** Task objective **
Copy each line that has the string "content" somewhere in it.

** Material shown **
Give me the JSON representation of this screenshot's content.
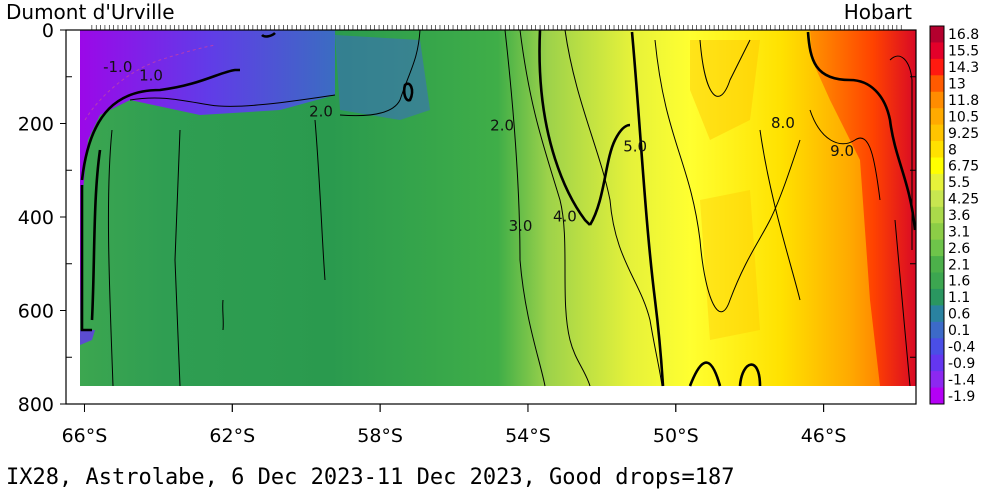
{
  "chart_data": {
    "type": "heatmap",
    "title": "IX28, Astrolabe,  6 Dec 2023-11 Dec 2023, Good drops=187",
    "left_station": "Dumont d'Urville",
    "right_station": "Hobart",
    "x_ticks": [
      "66°S",
      "62°S",
      "58°S",
      "54°S",
      "50°S",
      "46°S"
    ],
    "y_ticks": [
      "0",
      "200",
      "400",
      "600",
      "800"
    ],
    "xlim": [
      66.5,
      43.5
    ],
    "ylim": [
      0,
      800
    ],
    "colorbar_labels": [
      "16.8",
      "15.5",
      "14.3",
      "13",
      "11.8",
      "10.5",
      "9.25",
      "8",
      "6.75",
      "5.5",
      "4.25",
      "3.6",
      "3.1",
      "2.6",
      "2.1",
      "1.6",
      "1.1",
      "0.6",
      "0.1",
      "-0.4",
      "-0.9",
      "-1.4",
      "-1.9"
    ],
    "colorbar_colors": [
      "#b4002e",
      "#e3002a",
      "#ff1a10",
      "#ff5a00",
      "#ff8c00",
      "#ffaa00",
      "#ffc400",
      "#ffe100",
      "#ffff00",
      "#e6f23a",
      "#c8e650",
      "#aada4a",
      "#8ccd46",
      "#6ec44a",
      "#4cb04a",
      "#3ca650",
      "#2a9660",
      "#2a82a0",
      "#3c6ac8",
      "#4a4ee6",
      "#6436f0",
      "#8c28f0",
      "#b400f5"
    ],
    "contour_labels": [
      {
        "text": "-1.0",
        "lat": 65.1,
        "depth": 90
      },
      {
        "text": "1.0",
        "lat": 64.2,
        "depth": 108
      },
      {
        "text": "2.0",
        "lat": 59.6,
        "depth": 185
      },
      {
        "text": "2.0",
        "lat": 54.7,
        "depth": 215
      },
      {
        "text": "3.0",
        "lat": 54.2,
        "depth": 430
      },
      {
        "text": "4.0",
        "lat": 53.0,
        "depth": 410
      },
      {
        "text": "5.0",
        "lat": 51.1,
        "depth": 260
      },
      {
        "text": "8.0",
        "lat": 47.1,
        "depth": 210
      },
      {
        "text": "9.0",
        "lat": 45.5,
        "depth": 270
      }
    ]
  }
}
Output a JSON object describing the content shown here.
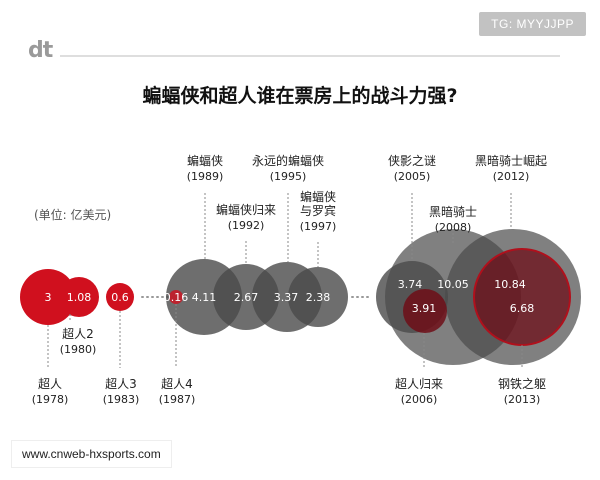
{
  "header": {
    "logo": "dt",
    "badge": "TG: MYYJJPP",
    "title": "蝙蝠侠和超人谁在票房上的战斗力强?",
    "unit": "(单位: 亿美元)"
  },
  "watermark": "www.cnweb-hxsports.com",
  "colors": {
    "red": "#d0101e",
    "darkred": "#6e0e18",
    "gray": "#4a4a4a",
    "light": "#666666"
  },
  "chart_data": {
    "type": "bubble",
    "title": "蝙蝠侠和超人谁在票房上的战斗力强?",
    "unit": "亿美元",
    "films": [
      {
        "name": "超人",
        "year": "(1978)",
        "value": 3,
        "value_label": "3",
        "hero": "superman"
      },
      {
        "name": "超人2",
        "year": "(1980)",
        "value": 1.08,
        "value_label": "1.08",
        "hero": "superman"
      },
      {
        "name": "超人3",
        "year": "(1983)",
        "value": 0.6,
        "value_label": "0.6",
        "hero": "superman"
      },
      {
        "name": "超人4",
        "year": "(1987)",
        "value": 0.16,
        "value_label": "0.16",
        "hero": "superman"
      },
      {
        "name": "蝙蝠侠",
        "year": "(1989)",
        "value": 4.11,
        "value_label": "4.11",
        "hero": "batman"
      },
      {
        "name": "蝙蝠侠归来",
        "year": "(1992)",
        "value": 2.67,
        "value_label": "2.67",
        "hero": "batman"
      },
      {
        "name": "永远的蝙蝠侠",
        "year": "(1995)",
        "value": 3.37,
        "value_label": "3.37",
        "hero": "batman"
      },
      {
        "name": "蝙蝠侠与罗宾",
        "year": "(1997)",
        "value": 2.38,
        "value_label": "2.38",
        "hero": "batman"
      },
      {
        "name": "侠影之谜",
        "year": "(2005)",
        "value": 3.74,
        "value_label": "3.74",
        "hero": "batman"
      },
      {
        "name": "超人归来",
        "year": "(2006)",
        "value": 3.91,
        "value_label": "3.91",
        "hero": "superman"
      },
      {
        "name": "黑暗骑士",
        "year": "(2008)",
        "value": 10.05,
        "value_label": "10.05",
        "hero": "batman"
      },
      {
        "name": "黑暗骑士崛起",
        "year": "(2012)",
        "value": 10.84,
        "value_label": "10.84",
        "hero": "batman"
      },
      {
        "name": "钢铁之躯",
        "year": "(2013)",
        "value": 6.68,
        "value_label": "6.68",
        "hero": "superman"
      }
    ]
  }
}
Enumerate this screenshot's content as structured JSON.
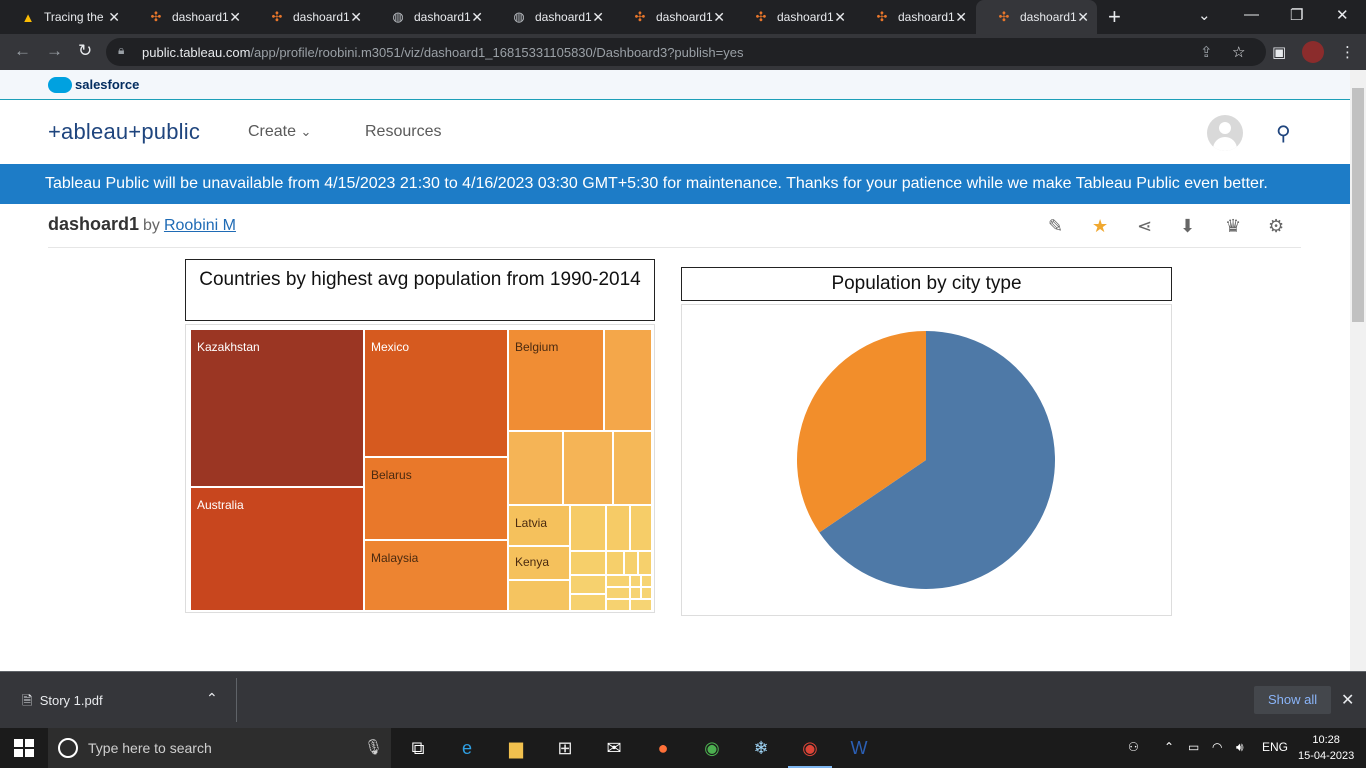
{
  "browser": {
    "tabs": [
      {
        "title": "Tracing the",
        "icon": "google-drive-icon"
      },
      {
        "title": "dashoard1",
        "icon": "tableau-icon"
      },
      {
        "title": "dashoard1",
        "icon": "tableau-icon"
      },
      {
        "title": "dashoard1",
        "icon": "globe-icon"
      },
      {
        "title": "dashoard1",
        "icon": "globe-icon"
      },
      {
        "title": "dashoard1",
        "icon": "tableau-icon"
      },
      {
        "title": "dashoard1",
        "icon": "tableau-icon"
      },
      {
        "title": "dashoard1",
        "icon": "tableau-icon"
      },
      {
        "title": "dashoard1",
        "icon": "tableau-icon"
      }
    ],
    "active_tab": 8,
    "url_host": "public.tableau.com",
    "url_path": "/app/profile/roobini.m3051/viz/dashoard1_16815331105830/Dashboard3?publish=yes"
  },
  "salesforce": {
    "label": "salesforce"
  },
  "header": {
    "logo": "+ableau+public",
    "nav": [
      {
        "label": "Create"
      },
      {
        "label": "Resources"
      }
    ]
  },
  "banner": {
    "text": "Tableau Public will be unavailable from 4/15/2023 21:30 to 4/16/2023 03:30 GMT+5:30 for maintenance. Thanks for your patience while we make Tableau Public even better."
  },
  "viz": {
    "name": "dashoard1",
    "by": "by",
    "author": "Roobini M"
  },
  "treemap": {
    "title": "Countries by highest avg population from 1990-2014",
    "labels": {
      "kazakhstan": "Kazakhstan",
      "australia": "Australia",
      "mexico": "Mexico",
      "belarus": "Belarus",
      "malaysia": "Malaysia",
      "belgium": "Belgium",
      "latvia": "Latvia",
      "kenya": "Kenya"
    },
    "colors": {
      "dark": "#9b3623",
      "red": "#c8461e",
      "orange_dark": "#d65a1f",
      "orange": "#e9782a",
      "orange_light": "#f08d34",
      "amber": "#f4a74a",
      "yellow": "#f5c15c",
      "pale": "#f6cf6a"
    }
  },
  "chart_data": {
    "type": "pie",
    "title": "Population by city type",
    "slices": [
      {
        "value": 65.5,
        "color": "#4e79a7"
      },
      {
        "value": 34.5,
        "color": "#f28e2b"
      }
    ]
  },
  "downloads": {
    "file": "Story 1.pdf",
    "show_all": "Show all"
  },
  "taskbar": {
    "search_placeholder": "Type here to search",
    "language": "ENG",
    "time": "10:28",
    "date": "15-04-2023"
  }
}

** Answer below **
Give me the JSON representation of this screenshot's content.
Output a JSON object describing the content shown here.
Enumerate this screenshot's content as structured JSON.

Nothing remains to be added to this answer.